**Written exercise**
Every record must be written out once more, with nothing added or omitted.

++++ Dataset records

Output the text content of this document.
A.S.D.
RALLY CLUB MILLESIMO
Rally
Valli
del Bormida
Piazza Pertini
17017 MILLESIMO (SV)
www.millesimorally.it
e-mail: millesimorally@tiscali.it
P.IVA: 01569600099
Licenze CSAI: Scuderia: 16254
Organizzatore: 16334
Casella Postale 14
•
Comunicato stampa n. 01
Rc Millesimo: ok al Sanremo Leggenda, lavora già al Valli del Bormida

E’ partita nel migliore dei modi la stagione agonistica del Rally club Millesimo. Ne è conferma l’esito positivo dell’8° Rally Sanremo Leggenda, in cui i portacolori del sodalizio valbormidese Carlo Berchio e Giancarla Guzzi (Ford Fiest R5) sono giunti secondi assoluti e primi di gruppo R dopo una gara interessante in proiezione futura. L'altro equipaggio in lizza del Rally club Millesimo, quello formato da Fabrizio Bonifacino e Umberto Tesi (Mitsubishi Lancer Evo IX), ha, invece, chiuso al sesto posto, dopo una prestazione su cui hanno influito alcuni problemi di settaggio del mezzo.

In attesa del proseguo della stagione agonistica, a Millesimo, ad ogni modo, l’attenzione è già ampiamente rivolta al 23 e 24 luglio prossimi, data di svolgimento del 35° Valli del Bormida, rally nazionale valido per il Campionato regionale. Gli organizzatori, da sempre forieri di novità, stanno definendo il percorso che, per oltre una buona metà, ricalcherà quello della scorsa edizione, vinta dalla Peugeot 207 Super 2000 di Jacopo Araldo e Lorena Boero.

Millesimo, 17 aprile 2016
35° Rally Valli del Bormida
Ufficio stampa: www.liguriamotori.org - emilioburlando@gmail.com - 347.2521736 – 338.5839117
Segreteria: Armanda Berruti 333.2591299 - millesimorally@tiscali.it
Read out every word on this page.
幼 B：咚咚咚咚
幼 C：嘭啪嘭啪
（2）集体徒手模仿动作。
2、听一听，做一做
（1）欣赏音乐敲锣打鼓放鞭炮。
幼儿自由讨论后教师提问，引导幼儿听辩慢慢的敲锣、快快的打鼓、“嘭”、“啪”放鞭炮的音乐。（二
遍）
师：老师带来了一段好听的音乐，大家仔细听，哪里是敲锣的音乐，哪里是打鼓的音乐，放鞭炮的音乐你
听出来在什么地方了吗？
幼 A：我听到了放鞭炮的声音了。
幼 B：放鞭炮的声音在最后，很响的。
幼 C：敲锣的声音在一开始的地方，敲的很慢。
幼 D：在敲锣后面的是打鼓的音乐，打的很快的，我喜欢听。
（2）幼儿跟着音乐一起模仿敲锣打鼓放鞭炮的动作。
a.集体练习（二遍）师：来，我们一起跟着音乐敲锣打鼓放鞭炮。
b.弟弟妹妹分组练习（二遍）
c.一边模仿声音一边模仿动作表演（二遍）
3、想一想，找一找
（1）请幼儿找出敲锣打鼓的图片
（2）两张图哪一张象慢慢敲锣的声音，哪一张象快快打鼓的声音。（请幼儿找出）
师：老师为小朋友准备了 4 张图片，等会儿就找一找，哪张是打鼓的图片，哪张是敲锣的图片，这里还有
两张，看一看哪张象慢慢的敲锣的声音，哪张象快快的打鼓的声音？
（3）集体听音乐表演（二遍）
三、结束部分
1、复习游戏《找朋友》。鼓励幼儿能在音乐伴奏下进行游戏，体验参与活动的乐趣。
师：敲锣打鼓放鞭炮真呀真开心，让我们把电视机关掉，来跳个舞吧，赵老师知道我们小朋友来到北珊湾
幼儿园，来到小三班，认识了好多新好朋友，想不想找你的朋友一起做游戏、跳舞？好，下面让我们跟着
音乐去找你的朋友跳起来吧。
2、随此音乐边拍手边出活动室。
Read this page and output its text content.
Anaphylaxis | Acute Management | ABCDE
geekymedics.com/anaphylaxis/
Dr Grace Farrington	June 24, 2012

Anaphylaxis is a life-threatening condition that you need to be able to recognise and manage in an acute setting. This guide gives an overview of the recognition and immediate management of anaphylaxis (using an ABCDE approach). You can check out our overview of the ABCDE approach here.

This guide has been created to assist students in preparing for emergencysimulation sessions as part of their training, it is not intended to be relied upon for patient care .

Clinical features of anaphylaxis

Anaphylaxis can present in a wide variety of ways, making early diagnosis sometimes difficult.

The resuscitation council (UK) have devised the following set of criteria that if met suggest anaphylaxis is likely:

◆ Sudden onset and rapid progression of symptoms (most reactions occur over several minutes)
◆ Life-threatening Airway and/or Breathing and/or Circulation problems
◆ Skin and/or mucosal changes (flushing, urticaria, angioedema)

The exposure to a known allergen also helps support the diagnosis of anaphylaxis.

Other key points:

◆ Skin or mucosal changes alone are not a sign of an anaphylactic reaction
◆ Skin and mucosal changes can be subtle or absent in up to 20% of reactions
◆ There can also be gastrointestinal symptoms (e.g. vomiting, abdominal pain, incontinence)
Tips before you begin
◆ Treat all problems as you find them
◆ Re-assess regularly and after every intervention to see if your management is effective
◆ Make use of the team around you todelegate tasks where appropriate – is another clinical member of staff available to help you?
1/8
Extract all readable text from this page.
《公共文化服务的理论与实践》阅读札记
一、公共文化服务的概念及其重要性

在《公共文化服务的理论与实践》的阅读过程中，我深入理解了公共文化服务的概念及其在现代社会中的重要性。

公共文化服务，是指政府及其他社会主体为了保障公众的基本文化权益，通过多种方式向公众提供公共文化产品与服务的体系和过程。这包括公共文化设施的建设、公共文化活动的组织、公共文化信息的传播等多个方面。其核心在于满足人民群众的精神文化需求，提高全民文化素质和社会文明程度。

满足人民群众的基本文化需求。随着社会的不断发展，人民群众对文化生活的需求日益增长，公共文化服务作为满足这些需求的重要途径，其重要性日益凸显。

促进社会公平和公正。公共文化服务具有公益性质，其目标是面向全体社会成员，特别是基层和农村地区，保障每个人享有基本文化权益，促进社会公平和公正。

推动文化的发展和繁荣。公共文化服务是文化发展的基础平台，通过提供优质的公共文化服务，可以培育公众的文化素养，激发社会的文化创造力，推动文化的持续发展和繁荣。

++++++++

**Task result**
Output the text content of this document.
A.S.D.
RALLY CLUB MILLESIMO
Rally
Valli
del Bormida
Piazza Pertini
17017 MILLESIMO (SV)
www.millesimorally.it
e-mail: millesimorally@tiscali.it
P.IVA: 01569600099
Licenze CSAI: Scuderia: 16254
Organizzatore: 16334
Casella Postale 14
•
Comunicato stampa n. 01
Rc Millesimo: ok al Sanremo Leggenda, lavora già al Valli del Bormida

E’ partita nel migliore dei modi la stagione agonistica del Rally club Millesimo. Ne è conferma l’esito positivo dell’8° Rally Sanremo Leggenda, in cui i portacolori del sodalizio valbormidese Carlo Berchio e Giancarla Guzzi (Ford Fiest R5) sono giunti secondi assoluti e primi di gruppo R dopo una gara interessante in proiezione futura. L'altro equipaggio in lizza del Rally club Millesimo, quello formato da Fabrizio Bonifacino e Umberto Tesi (Mitsubishi Lancer Evo IX), ha, invece, chiuso al sesto posto, dopo una prestazione su cui hanno influito alcuni problemi di settaggio del mezzo.

In attesa del proseguo della stagione agonistica, a Millesimo, ad ogni modo, l’attenzione è già ampiamente rivolta al 23 e 24 luglio prossimi, data di svolgimento del 35° Valli del Bormida, rally nazionale valido per il Campionato regionale. Gli organizzatori, da sempre forieri di novità, stanno definendo il percorso che, per oltre una buona metà, ricalcherà quello della scorsa edizione, vinta dalla Peugeot 207 Super 2000 di Jacopo Araldo e Lorena Boero.

Millesimo, 17 aprile 2016
35° Rally Valli del Bormida
Ufficio stampa: www.liguriamotori.org - emilioburlando@gmail.com - 347.2521736 – 338.5839117
Segreteria: Armanda Berruti 333.2591299 - millesimorally@tiscali.it
Read out every word on this page.
幼 B：咚咚咚咚
幼 C：嘭啪嘭啪
（2）集体徒手模仿动作。
2、听一听，做一做
（1）欣赏音乐敲锣打鼓放鞭炮。
幼儿自由讨论后教师提问，引导幼儿听辩慢慢的敲锣、快快的打鼓、“嘭”、“啪”放鞭炮的音乐。（二
遍）
师：老师带来了一段好听的音乐，大家仔细听，哪里是敲锣的音乐，哪里是打鼓的音乐，放鞭炮的音乐你
听出来在什么地方了吗？
幼 A：我听到了放鞭炮的声音了。
幼 B：放鞭炮的声音在最后，很响的。
幼 C：敲锣的声音在一开始的地方，敲的很慢。
幼 D：在敲锣后面的是打鼓的音乐，打的很快的，我喜欢听。
（2）幼儿跟着音乐一起模仿敲锣打鼓放鞭炮的动作。
a.集体练习（二遍）师：来，我们一起跟着音乐敲锣打鼓放鞭炮。
b.弟弟妹妹分组练习（二遍）
c.一边模仿声音一边模仿动作表演（二遍）
3、想一想，找一找
（1）请幼儿找出敲锣打鼓的图片
（2）两张图哪一张象慢慢敲锣的声音，哪一张象快快打鼓的声音。（请幼儿找出）
师：老师为小朋友准备了 4 张图片，等会儿就找一找，哪张是打鼓的图片，哪张是敲锣的图片，这里还有
两张，看一看哪张象慢慢的敲锣的声音，哪张象快快的打鼓的声音？
（3）集体听音乐表演（二遍）
三、结束部分
1、复习游戏《找朋友》。鼓励幼儿能在音乐伴奏下进行游戏，体验参与活动的乐趣。
师：敲锣打鼓放鞭炮真呀真开心，让我们把电视机关掉，来跳个舞吧，赵老师知道我们小朋友来到北珊湾
幼儿园，来到小三班，认识了好多新好朋友，想不想找你的朋友一起做游戏、跳舞？好，下面让我们跟着
音乐去找你的朋友跳起来吧。
2、随此音乐边拍手边出活动室。
Read this page and output its text content.
Anaphylaxis | Acute Management | ABCDE
geekymedics.com/anaphylaxis/
Dr Grace Farrington	June 24, 2012

Anaphylaxis is a life-threatening condition that you need to be able to recognise and manage in an acute setting. This guide gives an overview of the recognition and immediate management of anaphylaxis (using an ABCDE approach). You can check out our overview of the ABCDE approach here.

This guide has been created to assist students in preparing for emergencysimulation sessions as part of their training, it is not intended to be relied upon for patient care .

Clinical features of anaphylaxis

Anaphylaxis can present in a wide variety of ways, making early diagnosis sometimes difficult.

The resuscitation council (UK) have devised the following set of criteria that if met suggest anaphylaxis is likely:

◆ Sudden onset and rapid progression of symptoms (most reactions occur over several minutes)
◆ Life-threatening Airway and/or Breathing and/or Circulation problems
◆ Skin and/or mucosal changes (flushing, urticaria, angioedema)

The exposure to a known allergen also helps support the diagnosis of anaphylaxis.

Other key points:

◆ Skin or mucosal changes alone are not a sign of an anaphylactic reaction
◆ Skin and mucosal changes can be subtle or absent in up to 20% of reactions
◆ There can also be gastrointestinal symptoms (e.g. vomiting, abdominal pain, incontinence)
Tips before you begin
◆ Treat all problems as you find them
◆ Re-assess regularly and after every intervention to see if your management is effective
◆ Make use of the team around you todelegate tasks where appropriate – is another clinical member of staff available to help you?
1/8
Extract all readable text from this page.
《公共文化服务的理论与实践》阅读札记
一、公共文化服务的概念及其重要性

在《公共文化服务的理论与实践》的阅读过程中，我深入理解了公共文化服务的概念及其在现代社会中的重要性。

公共文化服务，是指政府及其他社会主体为了保障公众的基本文化权益，通过多种方式向公众提供公共文化产品与服务的体系和过程。这包括公共文化设施的建设、公共文化活动的组织、公共文化信息的传播等多个方面。其核心在于满足人民群众的精神文化需求，提高全民文化素质和社会文明程度。

满足人民群众的基本文化需求。随着社会的不断发展，人民群众对文化生活的需求日益增长，公共文化服务作为满足这些需求的重要途径，其重要性日益凸显。

促进社会公平和公正。公共文化服务具有公益性质，其目标是面向全体社会成员，特别是基层和农村地区，保障每个人享有基本文化权益，促进社会公平和公正。

推动文化的发展和繁荣。公共文化服务是文化发展的基础平台，通过提供优质的公共文化服务，可以培育公众的文化素养，激发社会的文化创造力，推动文化的持续发展和繁荣。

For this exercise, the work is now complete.